::: Data lines

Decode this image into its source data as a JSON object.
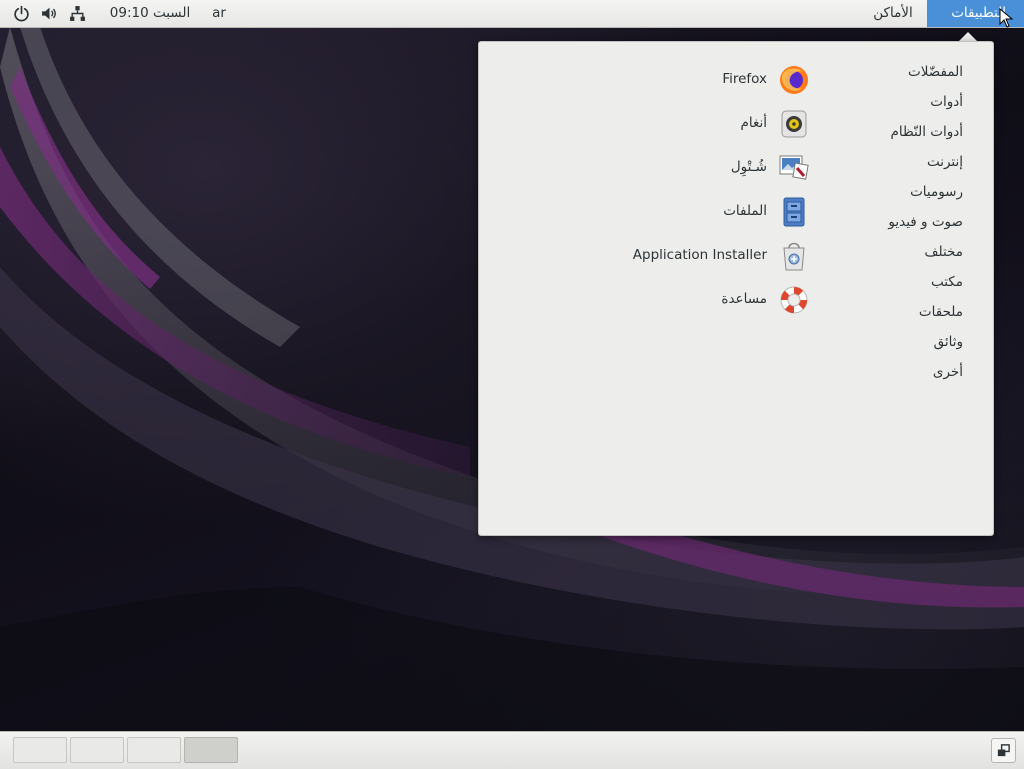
{
  "topbar": {
    "applications_label": "التطبيقات",
    "places_label": "الأماكن",
    "language": "ar",
    "clock": "السبت 09:10",
    "icons": [
      "power-icon",
      "volume-icon",
      "network-icon"
    ]
  },
  "menu": {
    "categories": [
      "المفضّلات",
      "أدوات",
      "أدوات النّظام",
      "إنترنت",
      "رسوميات",
      "صوت و فيديو",
      "مختلف",
      "مكتب",
      "ملحقات",
      "وثائق",
      "أخرى"
    ],
    "apps": [
      {
        "label": "Firefox",
        "icon": "firefox-icon"
      },
      {
        "label": "أنغام",
        "icon": "music-player-icon"
      },
      {
        "label": "شُـتْوِل",
        "icon": "screenshot-icon"
      },
      {
        "label": "الملفات",
        "icon": "file-manager-icon"
      },
      {
        "label": "Application Installer",
        "icon": "software-installer-icon"
      },
      {
        "label": "مساعدة",
        "icon": "help-lifebuoy-icon"
      }
    ]
  },
  "bottombar": {
    "workspaces": 4,
    "active_workspace": 4
  },
  "colors": {
    "accent": "#4a90d9",
    "panel": "#ededec"
  }
}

::::::

What is required:
Return all of the data exactly as written, and drop the pictures.

Expected answer:
Decode this image into its source data as a JSON object.
{
  "topbar": {
    "applications_label": "التطبيقات",
    "places_label": "الأماكن",
    "language": "ar",
    "clock": "السبت 09:10",
    "icons": [
      "power-icon",
      "volume-icon",
      "network-icon"
    ]
  },
  "menu": {
    "categories": [
      "المفضّلات",
      "أدوات",
      "أدوات النّظام",
      "إنترنت",
      "رسوميات",
      "صوت و فيديو",
      "مختلف",
      "مكتب",
      "ملحقات",
      "وثائق",
      "أخرى"
    ],
    "apps": [
      {
        "label": "Firefox",
        "icon": "firefox-icon"
      },
      {
        "label": "أنغام",
        "icon": "music-player-icon"
      },
      {
        "label": "شُـتْوِل",
        "icon": "screenshot-icon"
      },
      {
        "label": "الملفات",
        "icon": "file-manager-icon"
      },
      {
        "label": "Application Installer",
        "icon": "software-installer-icon"
      },
      {
        "label": "مساعدة",
        "icon": "help-lifebuoy-icon"
      }
    ]
  },
  "bottombar": {
    "workspaces": 4,
    "active_workspace": 4
  },
  "colors": {
    "accent": "#4a90d9",
    "panel": "#ededec"
  }
}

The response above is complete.